§ Exercise instructions:
Copy every line of the data in which the word "permeability" occurs.

Stored data entries
* Begin *

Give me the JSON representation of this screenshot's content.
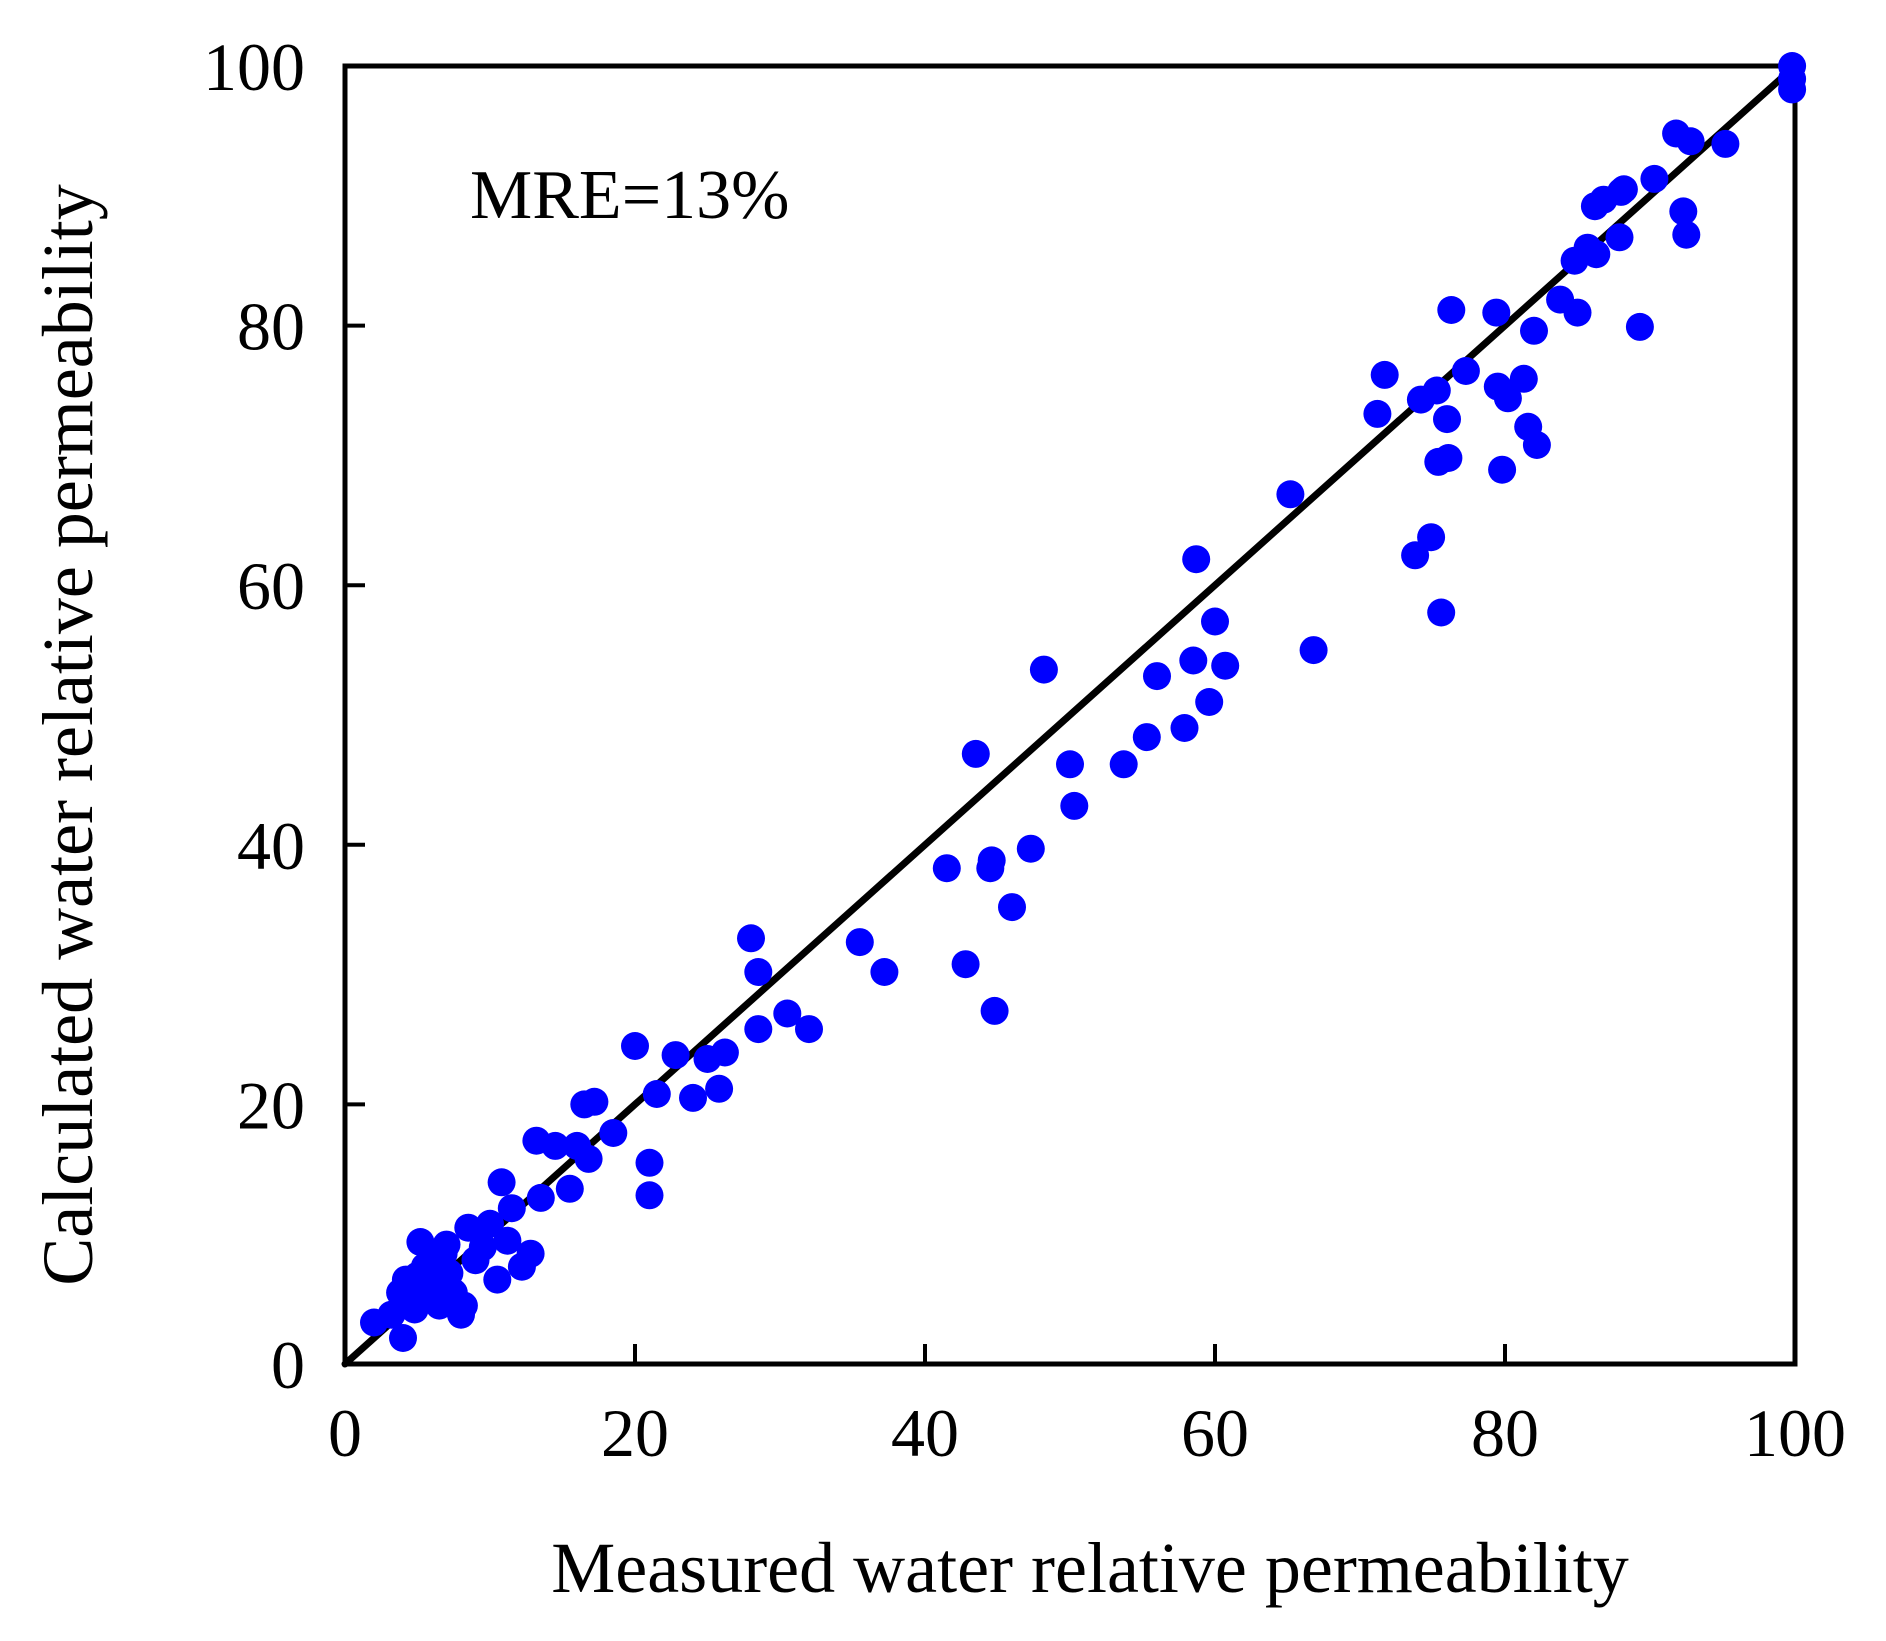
{
  "chart_data": {
    "type": "scatter",
    "title": "",
    "xlabel": "Measured water relative permeability",
    "ylabel": "Calculated water relative permeability",
    "xlim": [
      0,
      100
    ],
    "ylim": [
      0,
      100
    ],
    "xticks": [
      0,
      20,
      40,
      60,
      80,
      100
    ],
    "yticks": [
      0,
      20,
      40,
      60,
      80,
      100
    ],
    "grid": false,
    "annotation": "MRE=13%",
    "marker_color": "#0000ff",
    "line_color": "#000000",
    "reference_line": {
      "from": [
        0,
        0
      ],
      "to": [
        100,
        100
      ]
    },
    "series": [
      {
        "name": "Data",
        "points": [
          [
            2.0,
            3.2
          ],
          [
            3.2,
            3.8
          ],
          [
            3.8,
            5.5
          ],
          [
            4.0,
            2.0
          ],
          [
            4.2,
            6.5
          ],
          [
            4.5,
            5.0
          ],
          [
            4.8,
            4.2
          ],
          [
            5.0,
            6.8
          ],
          [
            5.2,
            9.4
          ],
          [
            5.5,
            7.5
          ],
          [
            5.8,
            5.7
          ],
          [
            6.0,
            6.2
          ],
          [
            6.2,
            8.0
          ],
          [
            6.5,
            4.5
          ],
          [
            6.8,
            8.5
          ],
          [
            7.0,
            9.2
          ],
          [
            7.2,
            7.0
          ],
          [
            7.5,
            5.5
          ],
          [
            8.0,
            3.8
          ],
          [
            8.2,
            4.5
          ],
          [
            8.5,
            10.5
          ],
          [
            9.0,
            8.0
          ],
          [
            9.5,
            9.0
          ],
          [
            10.0,
            10.8
          ],
          [
            10.5,
            6.5
          ],
          [
            10.8,
            14.0
          ],
          [
            11.2,
            9.5
          ],
          [
            11.5,
            12.0
          ],
          [
            12.2,
            7.5
          ],
          [
            12.8,
            8.5
          ],
          [
            13.2,
            17.2
          ],
          [
            13.5,
            12.8
          ],
          [
            14.5,
            16.8
          ],
          [
            15.5,
            13.5
          ],
          [
            16.0,
            16.8
          ],
          [
            16.5,
            20.0
          ],
          [
            16.8,
            15.8
          ],
          [
            17.2,
            20.2
          ],
          [
            18.5,
            17.8
          ],
          [
            20.0,
            24.5
          ],
          [
            21.0,
            15.5
          ],
          [
            21.0,
            13.0
          ],
          [
            21.5,
            20.8
          ],
          [
            22.8,
            23.8
          ],
          [
            24.0,
            20.5
          ],
          [
            25.0,
            23.5
          ],
          [
            25.8,
            21.2
          ],
          [
            26.2,
            24.0
          ],
          [
            28.0,
            32.8
          ],
          [
            28.5,
            25.8
          ],
          [
            28.5,
            30.2
          ],
          [
            30.5,
            27.0
          ],
          [
            32.0,
            25.8
          ],
          [
            35.5,
            32.5
          ],
          [
            37.2,
            30.2
          ],
          [
            41.5,
            38.2
          ],
          [
            42.8,
            30.8
          ],
          [
            43.5,
            47.0
          ],
          [
            44.5,
            38.2
          ],
          [
            44.6,
            38.8
          ],
          [
            44.8,
            27.2
          ],
          [
            46.0,
            35.2
          ],
          [
            47.3,
            39.7
          ],
          [
            48.2,
            53.5
          ],
          [
            50.0,
            46.2
          ],
          [
            50.3,
            43.0
          ],
          [
            53.7,
            46.2
          ],
          [
            55.3,
            48.3
          ],
          [
            56.0,
            53.0
          ],
          [
            57.9,
            49.0
          ],
          [
            58.5,
            54.2
          ],
          [
            58.7,
            62.0
          ],
          [
            59.6,
            51.0
          ],
          [
            60.0,
            57.2
          ],
          [
            60.7,
            53.8
          ],
          [
            65.2,
            67.0
          ],
          [
            66.8,
            55.0
          ],
          [
            71.2,
            73.2
          ],
          [
            71.7,
            76.2
          ],
          [
            73.8,
            62.3
          ],
          [
            74.2,
            74.3
          ],
          [
            74.9,
            63.7
          ],
          [
            75.3,
            75.0
          ],
          [
            75.4,
            69.5
          ],
          [
            75.6,
            57.9
          ],
          [
            76.0,
            72.8
          ],
          [
            76.1,
            69.8
          ],
          [
            76.3,
            81.2
          ],
          [
            77.3,
            76.5
          ],
          [
            79.4,
            81.0
          ],
          [
            79.5,
            75.3
          ],
          [
            79.8,
            68.9
          ],
          [
            80.2,
            74.4
          ],
          [
            81.3,
            75.9
          ],
          [
            81.6,
            72.2
          ],
          [
            82.0,
            79.6
          ],
          [
            82.2,
            70.8
          ],
          [
            83.8,
            82.0
          ],
          [
            84.8,
            85.0
          ],
          [
            85.0,
            81.0
          ],
          [
            85.7,
            86.0
          ],
          [
            86.2,
            89.2
          ],
          [
            86.3,
            85.5
          ],
          [
            86.8,
            89.7
          ],
          [
            87.9,
            86.8
          ],
          [
            88.0,
            90.3
          ],
          [
            88.2,
            90.5
          ],
          [
            89.3,
            79.9
          ],
          [
            90.3,
            91.3
          ],
          [
            91.8,
            94.8
          ],
          [
            92.3,
            88.8
          ],
          [
            92.5,
            87.0
          ],
          [
            92.8,
            94.2
          ],
          [
            95.2,
            94.0
          ],
          [
            99.8,
            100.0
          ],
          [
            99.8,
            99.0
          ],
          [
            99.8,
            98.2
          ]
        ]
      }
    ]
  }
}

* End *

§ Correct answer:
    "xlabel": "Measured water relative permeability",
    "ylabel": "Calculated water relative permeability",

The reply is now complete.